━━━ EXERCISE MATERIAL ━━━

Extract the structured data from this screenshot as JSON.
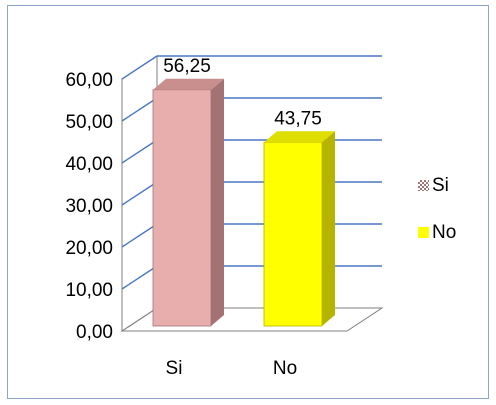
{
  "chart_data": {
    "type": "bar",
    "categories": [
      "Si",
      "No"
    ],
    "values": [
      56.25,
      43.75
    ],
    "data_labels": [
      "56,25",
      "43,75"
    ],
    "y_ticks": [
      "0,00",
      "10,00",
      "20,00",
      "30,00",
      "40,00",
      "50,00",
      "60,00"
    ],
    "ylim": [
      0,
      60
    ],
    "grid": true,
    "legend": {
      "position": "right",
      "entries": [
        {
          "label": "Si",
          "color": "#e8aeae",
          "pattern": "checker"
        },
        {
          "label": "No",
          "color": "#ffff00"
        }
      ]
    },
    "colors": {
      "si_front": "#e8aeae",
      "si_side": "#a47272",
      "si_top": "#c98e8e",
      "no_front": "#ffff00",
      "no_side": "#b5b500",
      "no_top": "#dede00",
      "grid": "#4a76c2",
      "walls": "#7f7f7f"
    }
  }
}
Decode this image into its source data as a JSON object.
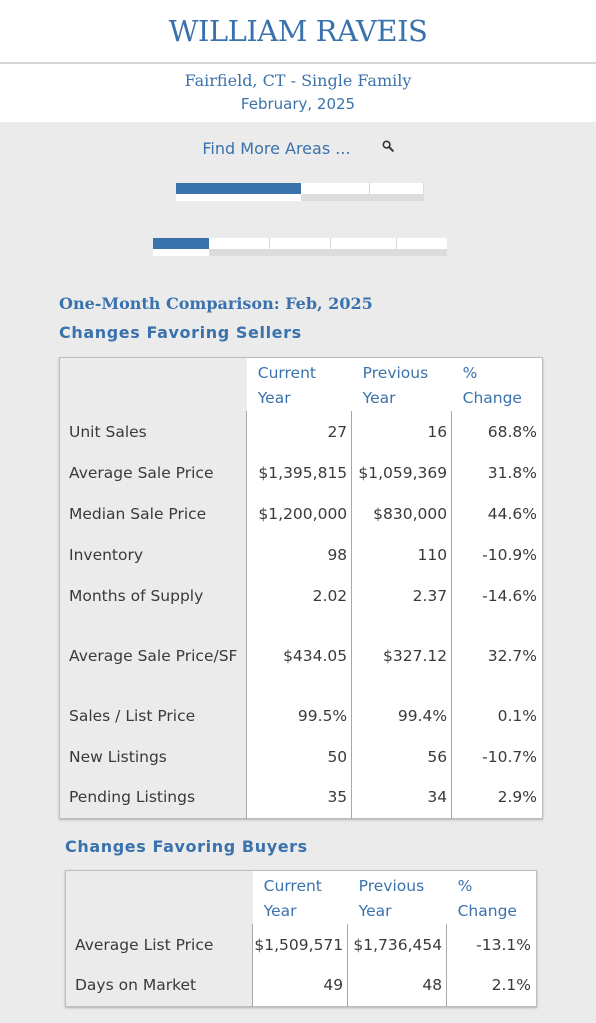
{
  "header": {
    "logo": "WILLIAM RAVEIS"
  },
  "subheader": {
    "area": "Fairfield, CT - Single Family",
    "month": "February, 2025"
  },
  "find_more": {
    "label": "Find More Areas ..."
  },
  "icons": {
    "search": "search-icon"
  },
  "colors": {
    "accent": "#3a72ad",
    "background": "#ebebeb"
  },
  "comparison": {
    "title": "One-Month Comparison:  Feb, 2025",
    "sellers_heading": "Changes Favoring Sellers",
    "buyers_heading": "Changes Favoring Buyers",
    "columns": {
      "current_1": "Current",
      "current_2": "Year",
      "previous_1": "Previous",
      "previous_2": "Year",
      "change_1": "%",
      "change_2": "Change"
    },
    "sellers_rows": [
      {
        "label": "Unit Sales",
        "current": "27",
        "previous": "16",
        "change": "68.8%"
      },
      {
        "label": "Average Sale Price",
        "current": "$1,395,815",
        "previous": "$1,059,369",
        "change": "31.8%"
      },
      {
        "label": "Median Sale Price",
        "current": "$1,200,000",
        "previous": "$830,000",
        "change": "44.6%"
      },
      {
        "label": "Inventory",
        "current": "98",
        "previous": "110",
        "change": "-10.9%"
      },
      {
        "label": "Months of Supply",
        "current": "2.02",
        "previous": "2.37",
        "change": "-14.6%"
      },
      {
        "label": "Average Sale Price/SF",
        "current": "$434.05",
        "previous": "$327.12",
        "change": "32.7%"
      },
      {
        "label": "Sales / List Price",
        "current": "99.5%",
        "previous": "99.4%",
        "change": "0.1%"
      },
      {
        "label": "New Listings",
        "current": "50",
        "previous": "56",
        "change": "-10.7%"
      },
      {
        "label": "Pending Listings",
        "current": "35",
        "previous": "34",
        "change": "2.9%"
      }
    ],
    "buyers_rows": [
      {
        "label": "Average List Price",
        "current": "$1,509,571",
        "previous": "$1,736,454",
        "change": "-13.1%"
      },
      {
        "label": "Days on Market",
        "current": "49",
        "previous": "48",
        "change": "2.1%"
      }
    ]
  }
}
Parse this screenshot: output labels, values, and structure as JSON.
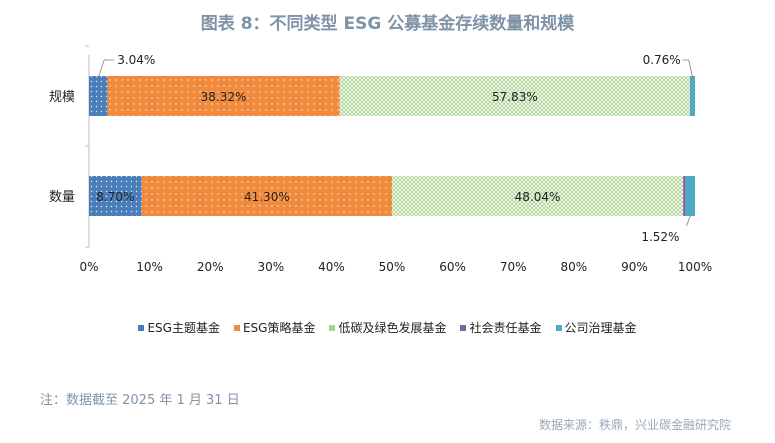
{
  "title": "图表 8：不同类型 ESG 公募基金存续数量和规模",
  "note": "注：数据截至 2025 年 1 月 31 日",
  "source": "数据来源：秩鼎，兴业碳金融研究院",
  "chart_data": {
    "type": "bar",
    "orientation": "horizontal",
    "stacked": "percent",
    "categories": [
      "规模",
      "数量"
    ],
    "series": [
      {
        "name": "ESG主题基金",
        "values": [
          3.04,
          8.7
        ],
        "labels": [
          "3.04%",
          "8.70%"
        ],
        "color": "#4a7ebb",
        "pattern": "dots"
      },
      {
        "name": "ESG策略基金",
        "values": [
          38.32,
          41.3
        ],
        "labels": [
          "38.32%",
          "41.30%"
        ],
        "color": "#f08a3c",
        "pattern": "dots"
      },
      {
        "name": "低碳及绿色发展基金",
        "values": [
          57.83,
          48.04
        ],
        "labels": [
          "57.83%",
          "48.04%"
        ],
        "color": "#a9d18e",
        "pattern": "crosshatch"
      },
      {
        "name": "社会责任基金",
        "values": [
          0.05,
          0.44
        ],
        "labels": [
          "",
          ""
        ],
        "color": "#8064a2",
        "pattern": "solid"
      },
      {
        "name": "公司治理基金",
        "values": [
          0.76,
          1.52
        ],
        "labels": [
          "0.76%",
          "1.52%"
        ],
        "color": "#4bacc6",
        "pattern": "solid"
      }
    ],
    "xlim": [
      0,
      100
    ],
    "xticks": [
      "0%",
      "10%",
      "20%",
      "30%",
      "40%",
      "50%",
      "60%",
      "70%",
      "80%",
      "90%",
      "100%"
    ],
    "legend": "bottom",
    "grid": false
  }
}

━━━

- **GIVEN TASK**:
Extract, word for word, each line from the one that contains "Parse this screenshot: output" through the final line of the data above. Leave the pictures out.

- **REPLY**:
Parse this screenshot: output labels, values, and structure as JSON.
{
  "title": "图表 8：不同类型 ESG 公募基金存续数量和规模",
  "note": "注：数据截至 2025 年 1 月 31 日",
  "source": "数据来源：秩鼎，兴业碳金融研究院",
  "chart_data": {
    "type": "bar",
    "orientation": "horizontal",
    "stacked": "percent",
    "categories": [
      "规模",
      "数量"
    ],
    "series": [
      {
        "name": "ESG主题基金",
        "values": [
          3.04,
          8.7
        ],
        "labels": [
          "3.04%",
          "8.70%"
        ],
        "color": "#4a7ebb",
        "pattern": "dots"
      },
      {
        "name": "ESG策略基金",
        "values": [
          38.32,
          41.3
        ],
        "labels": [
          "38.32%",
          "41.30%"
        ],
        "color": "#f08a3c",
        "pattern": "dots"
      },
      {
        "name": "低碳及绿色发展基金",
        "values": [
          57.83,
          48.04
        ],
        "labels": [
          "57.83%",
          "48.04%"
        ],
        "color": "#a9d18e",
        "pattern": "crosshatch"
      },
      {
        "name": "社会责任基金",
        "values": [
          0.05,
          0.44
        ],
        "labels": [
          "",
          ""
        ],
        "color": "#8064a2",
        "pattern": "solid"
      },
      {
        "name": "公司治理基金",
        "values": [
          0.76,
          1.52
        ],
        "labels": [
          "0.76%",
          "1.52%"
        ],
        "color": "#4bacc6",
        "pattern": "solid"
      }
    ],
    "xlim": [
      0,
      100
    ],
    "xticks": [
      "0%",
      "10%",
      "20%",
      "30%",
      "40%",
      "50%",
      "60%",
      "70%",
      "80%",
      "90%",
      "100%"
    ],
    "legend": "bottom",
    "grid": false
  }
}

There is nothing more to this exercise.